## What you are asked to do:
Copy the material that follows word for word and omit its pictures.

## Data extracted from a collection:
++++++++++++++++++++
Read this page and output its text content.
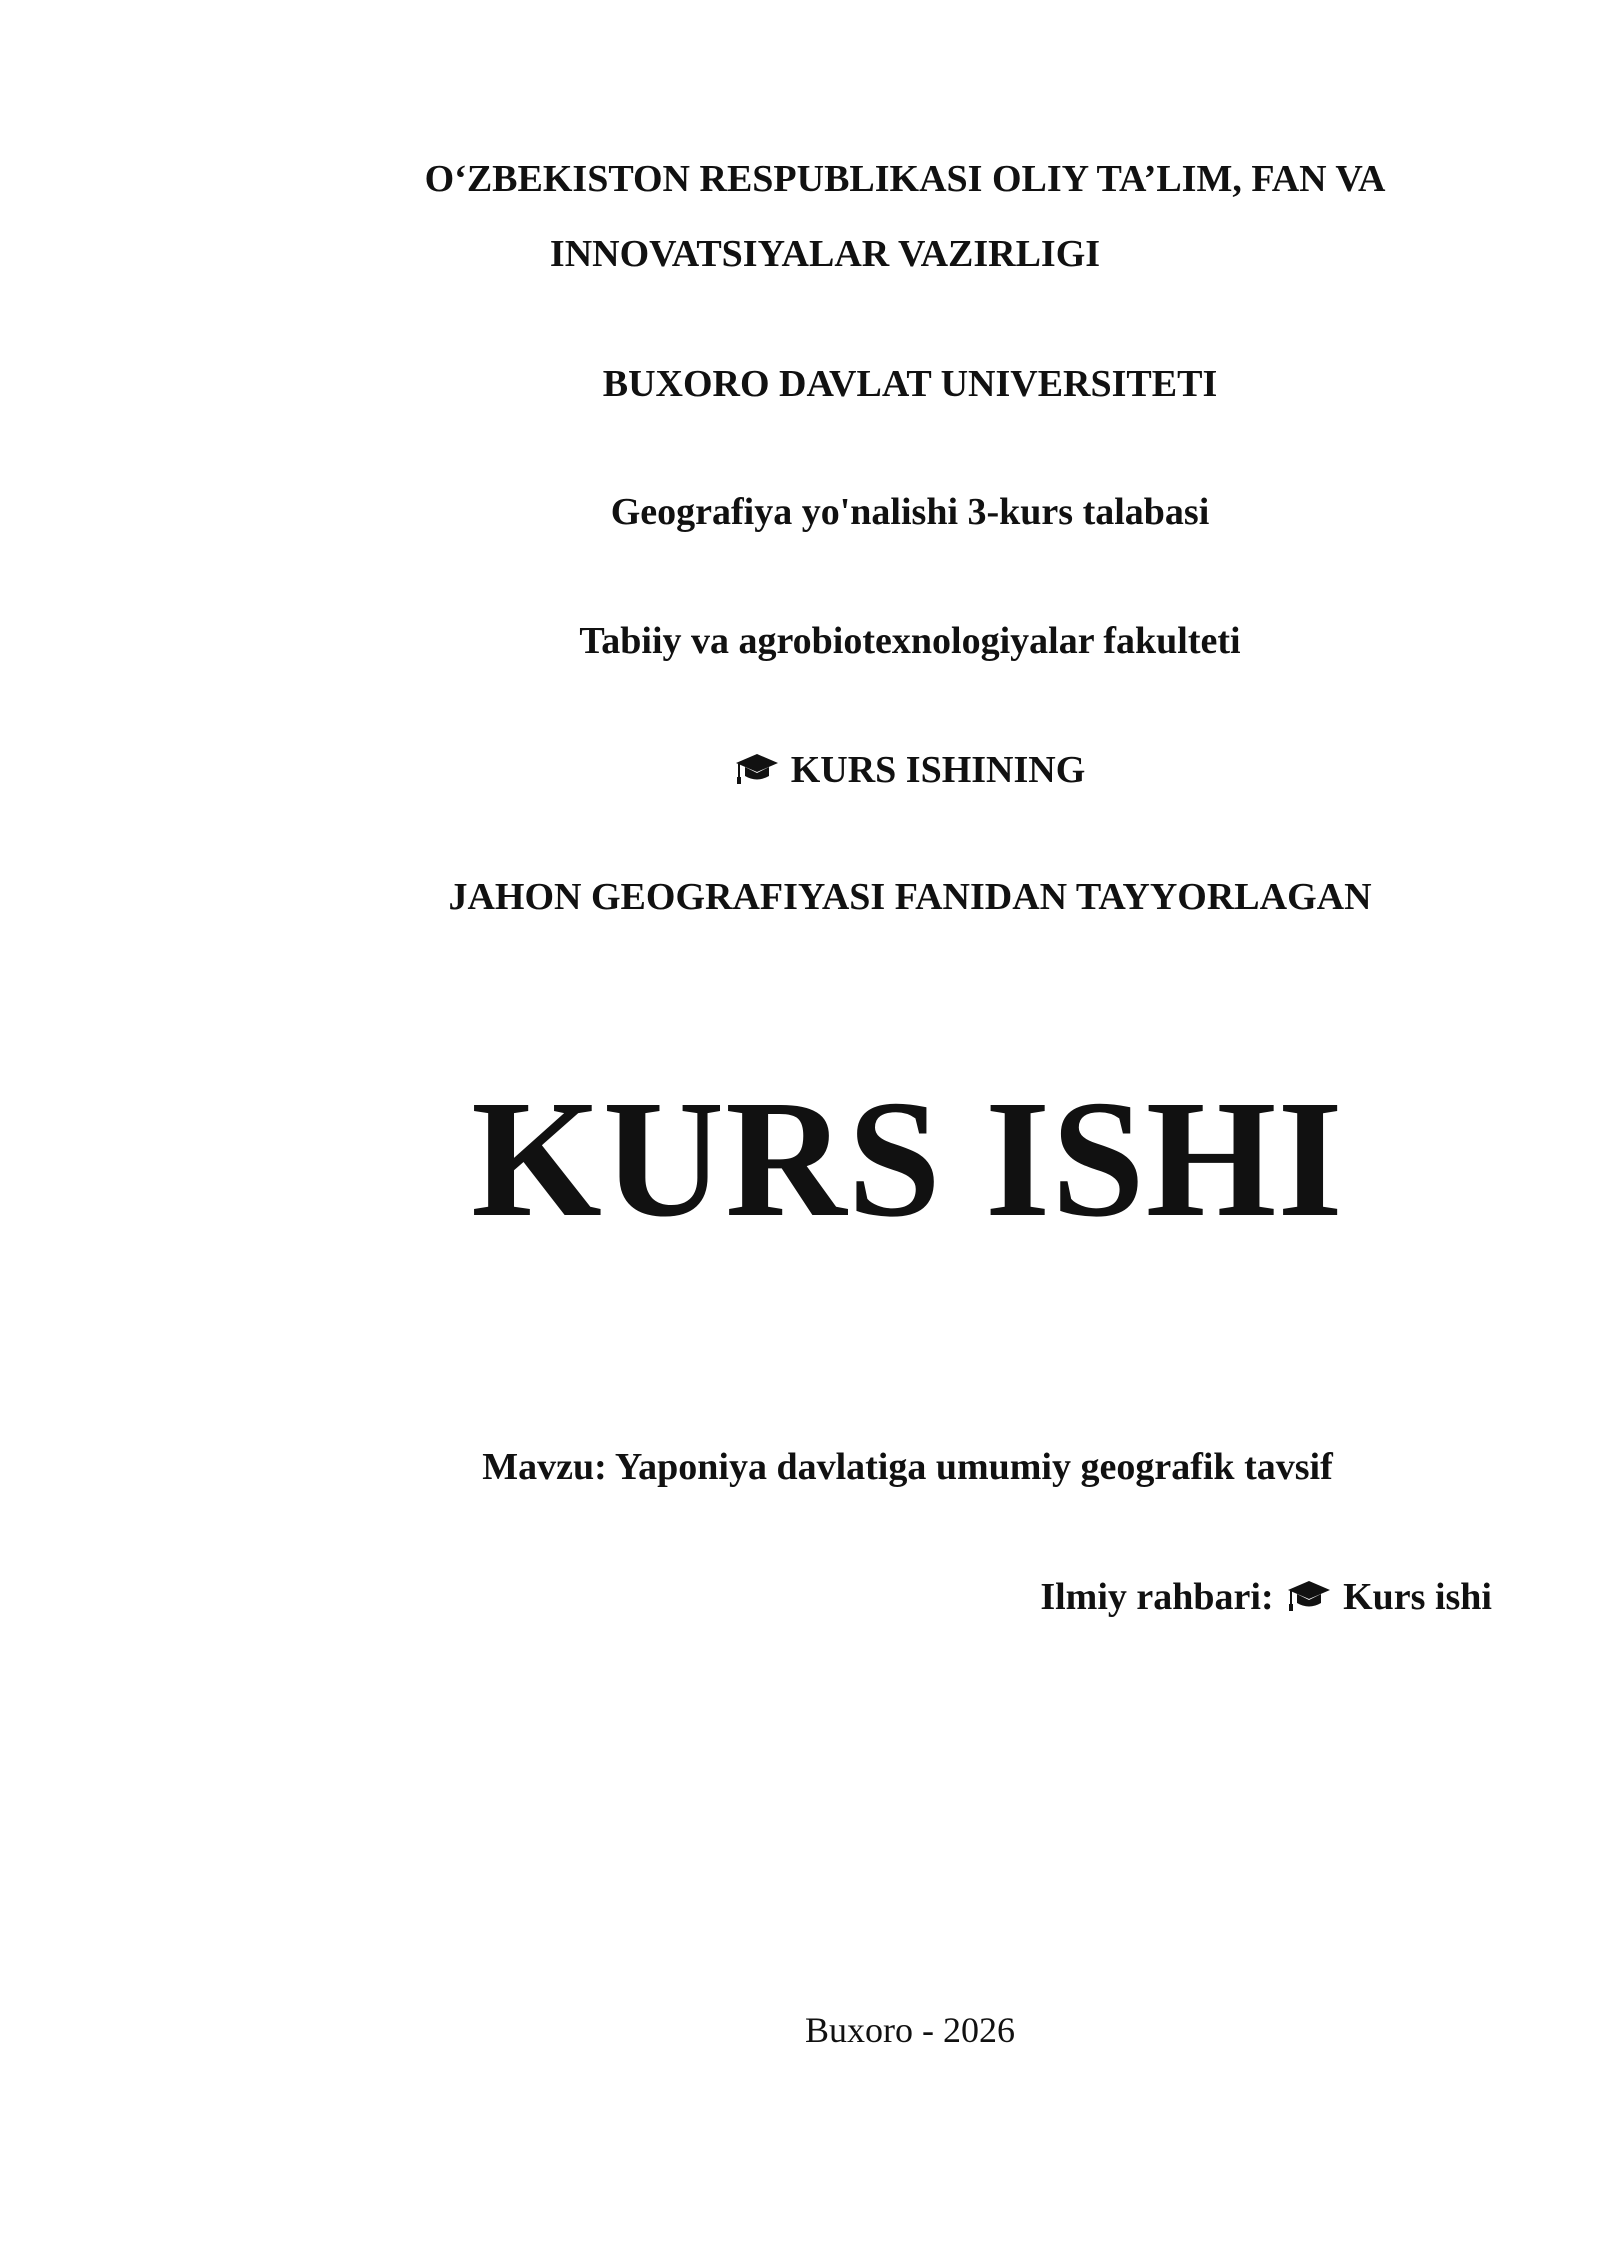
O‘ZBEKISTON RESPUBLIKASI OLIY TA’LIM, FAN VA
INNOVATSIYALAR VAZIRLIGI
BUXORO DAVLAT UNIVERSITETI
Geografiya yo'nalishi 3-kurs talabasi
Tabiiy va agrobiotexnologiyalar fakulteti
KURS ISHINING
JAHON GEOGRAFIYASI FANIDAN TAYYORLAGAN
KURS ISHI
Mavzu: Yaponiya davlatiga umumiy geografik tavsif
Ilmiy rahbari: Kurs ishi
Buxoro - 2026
++++++++++++++++++++
## Complete output:
Read this page and output its text content.
O‘ZBEKISTON RESPUBLIKASI OLIY TA’LIM, FAN VA
INNOVATSIYALAR VAZIRLIGI
BUXORO DAVLAT UNIVERSITETI
Geografiya yo'nalishi 3-kurs talabasi
Tabiiy va agrobiotexnologiyalar fakulteti
KURS ISHINING
JAHON GEOGRAFIYASI FANIDAN TAYYORLAGAN
KURS ISHI
Mavzu: Yaponiya davlatiga umumiy geografik tavsif
Ilmiy rahbari: Kurs ishi
Buxoro - 2026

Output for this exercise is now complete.